## Challenge
Render the material again word for word, skipping the pictures in it.

## Working data
=-=-=
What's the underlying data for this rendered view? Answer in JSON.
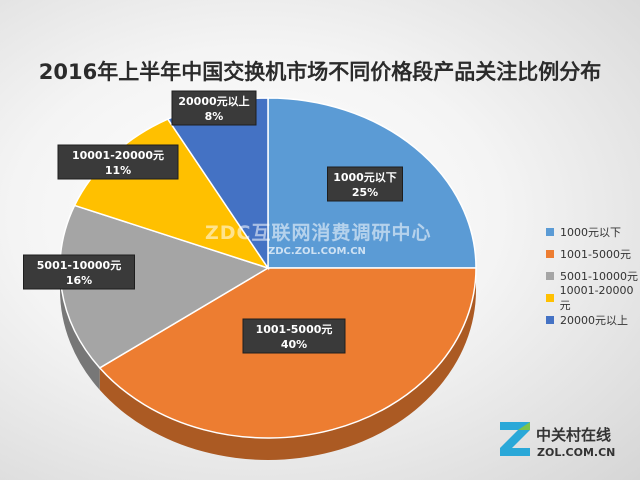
{
  "chart_data": {
    "type": "pie",
    "title": "2016年上半年中国交换机市场不同价格段产品关注比例分布",
    "slices": [
      {
        "name": "1000元以下",
        "value": 25,
        "label": "25%",
        "color": "#5b9bd5"
      },
      {
        "name": "1001-5000元",
        "value": 40,
        "label": "40%",
        "color": "#ed7d31"
      },
      {
        "name": "5001-10000元",
        "value": 16,
        "label": "16%",
        "color": "#a5a5a5"
      },
      {
        "name": "10001-20000元",
        "value": 11,
        "label": "11%",
        "color": "#ffc000"
      },
      {
        "name": "20000元以上",
        "value": 8,
        "label": "8%",
        "color": "#4472c4"
      }
    ],
    "legend_position": "right"
  },
  "watermark": {
    "main": "ZDC互联网消费调研中心",
    "sub": "ZDC.ZOL.COM.CN"
  },
  "logo": {
    "cn": "中关村在线",
    "en": "ZOL.COM.CN"
  }
}
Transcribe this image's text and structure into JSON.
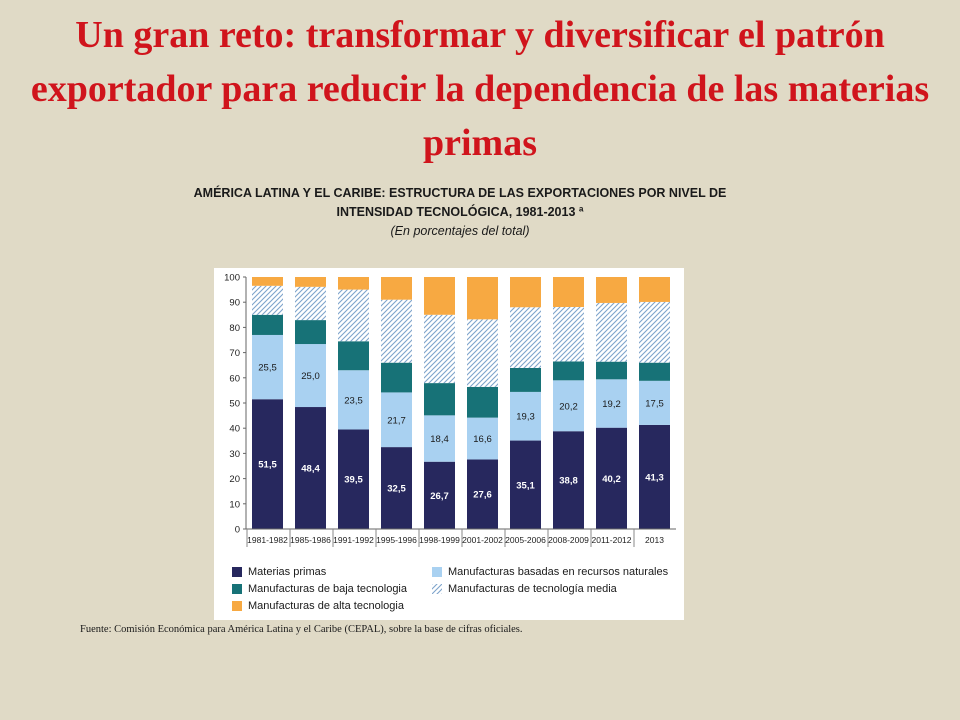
{
  "slide": {
    "title": "Un gran reto: transformar y diversificar el patrón exportador para reducir la dependencia de las materias primas",
    "source": "Fuente: Comisión Económica para América Latina y el Caribe (CEPAL), sobre la base de cifras oficiales."
  },
  "chart_data": {
    "type": "bar",
    "stacked": true,
    "title": "AMÉRICA LATINA Y EL CARIBE: ESTRUCTURA DE LAS EXPORTACIONES POR NIVEL DE INTENSIDAD TECNOLÓGICA, 1981-2013 ª",
    "subtitle": "(En porcentajes del total)",
    "xlabel": "",
    "ylabel": "",
    "ylim": [
      0,
      100
    ],
    "yticks": [
      0,
      10,
      20,
      30,
      40,
      50,
      60,
      70,
      80,
      90,
      100
    ],
    "grid": false,
    "legend_position": "bottom",
    "categories": [
      "1981-1982",
      "1985-1986",
      "1991-1992",
      "1995-1996",
      "1998-1999",
      "2001-2002",
      "2005-2006",
      "2008-2009",
      "2011-2012",
      "2013"
    ],
    "series": [
      {
        "name": "Materias primas",
        "color": "#27285e",
        "pattern": "solid",
        "values": [
          51.5,
          48.4,
          39.5,
          32.5,
          26.7,
          27.6,
          35.1,
          38.8,
          40.2,
          41.3
        ],
        "labels": [
          "51,5",
          "48,4",
          "39,5",
          "32,5",
          "26,7",
          "27,6",
          "35,1",
          "38,8",
          "40,2",
          "41,3"
        ]
      },
      {
        "name": "Manufacturas basadas en recursos naturales",
        "color": "#a9d1f1",
        "pattern": "solid",
        "values": [
          25.5,
          25.0,
          23.5,
          21.7,
          18.4,
          16.6,
          19.3,
          20.2,
          19.2,
          17.5
        ],
        "labels": [
          "25,5",
          "25,0",
          "23,5",
          "21,7",
          "18,4",
          "16,6",
          "19,3",
          "20,2",
          "19,2",
          "17,5"
        ]
      },
      {
        "name": "Manufacturas de baja tecnologia",
        "color": "#177277",
        "pattern": "solid",
        "values": [
          8,
          9.5,
          11.5,
          11.8,
          12.8,
          12.2,
          9.5,
          7.5,
          7,
          7.2
        ]
      },
      {
        "name": "Manufacturas de tecnología media",
        "color": "#7ea4cc",
        "pattern": "hatch",
        "values": [
          11.5,
          13.2,
          20.5,
          25,
          27.1,
          26.8,
          24.1,
          21.6,
          23.3,
          24.1
        ]
      },
      {
        "name": "Manufacturas de alta tecnologia",
        "color": "#f7a942",
        "pattern": "solid",
        "values": [
          3.5,
          3.9,
          5.0,
          9.0,
          15.0,
          16.8,
          12.0,
          11.9,
          10.3,
          9.9
        ]
      }
    ]
  }
}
=-=-=
## Full solution
What's the underlying data for this rendered view? Answer in JSON.
{
  "chart_data": {
    "type": "pie",
    "title": "2016年上半年中国交换机市场不同价格段产品关注比例分布",
    "slices": [
      {
        "name": "1000元以下",
        "value": 25,
        "label": "25%",
        "color": "#5b9bd5"
      },
      {
        "name": "1001-5000元",
        "value": 40,
        "label": "40%",
        "color": "#ed7d31"
      },
      {
        "name": "5001-10000元",
        "value": 16,
        "label": "16%",
        "color": "#a5a5a5"
      },
      {
        "name": "10001-20000元",
        "value": 11,
        "label": "11%",
        "color": "#ffc000"
      },
      {
        "name": "20000元以上",
        "value": 8,
        "label": "8%",
        "color": "#4472c4"
      }
    ],
    "legend_position": "right"
  },
  "watermark": {
    "main": "ZDC互联网消费调研中心",
    "sub": "ZDC.ZOL.COM.CN"
  },
  "logo": {
    "cn": "中关村在线",
    "en": "ZOL.COM.CN"
  }
}
Transcribe this image's text and structure into JSON.
{
  "slide": {
    "title": "Un gran reto: transformar y diversificar el patrón exportador para reducir la dependencia de las materias primas",
    "source": "Fuente: Comisión Económica para América Latina y el Caribe (CEPAL), sobre la base de cifras oficiales."
  },
  "chart_data": {
    "type": "bar",
    "stacked": true,
    "title": "AMÉRICA LATINA Y EL CARIBE: ESTRUCTURA DE LAS EXPORTACIONES POR NIVEL DE INTENSIDAD TECNOLÓGICA, 1981-2013 ª",
    "subtitle": "(En porcentajes del total)",
    "xlabel": "",
    "ylabel": "",
    "ylim": [
      0,
      100
    ],
    "yticks": [
      0,
      10,
      20,
      30,
      40,
      50,
      60,
      70,
      80,
      90,
      100
    ],
    "grid": false,
    "legend_position": "bottom",
    "categories": [
      "1981-1982",
      "1985-1986",
      "1991-1992",
      "1995-1996",
      "1998-1999",
      "2001-2002",
      "2005-2006",
      "2008-2009",
      "2011-2012",
      "2013"
    ],
    "series": [
      {
        "name": "Materias primas",
        "color": "#27285e",
        "pattern": "solid",
        "values": [
          51.5,
          48.4,
          39.5,
          32.5,
          26.7,
          27.6,
          35.1,
          38.8,
          40.2,
          41.3
        ],
        "labels": [
          "51,5",
          "48,4",
          "39,5",
          "32,5",
          "26,7",
          "27,6",
          "35,1",
          "38,8",
          "40,2",
          "41,3"
        ]
      },
      {
        "name": "Manufacturas basadas en recursos naturales",
        "color": "#a9d1f1",
        "pattern": "solid",
        "values": [
          25.5,
          25.0,
          23.5,
          21.7,
          18.4,
          16.6,
          19.3,
          20.2,
          19.2,
          17.5
        ],
        "labels": [
          "25,5",
          "25,0",
          "23,5",
          "21,7",
          "18,4",
          "16,6",
          "19,3",
          "20,2",
          "19,2",
          "17,5"
        ]
      },
      {
        "name": "Manufacturas de baja tecnologia",
        "color": "#177277",
        "pattern": "solid",
        "values": [
          8,
          9.5,
          11.5,
          11.8,
          12.8,
          12.2,
          9.5,
          7.5,
          7,
          7.2
        ]
      },
      {
        "name": "Manufacturas de tecnología media",
        "color": "#7ea4cc",
        "pattern": "hatch",
        "values": [
          11.5,
          13.2,
          20.5,
          25,
          27.1,
          26.8,
          24.1,
          21.6,
          23.3,
          24.1
        ]
      },
      {
        "name": "Manufacturas de alta tecnologia",
        "color": "#f7a942",
        "pattern": "solid",
        "values": [
          3.5,
          3.9,
          5.0,
          9.0,
          15.0,
          16.8,
          12.0,
          11.9,
          10.3,
          9.9
        ]
      }
    ]
  }
}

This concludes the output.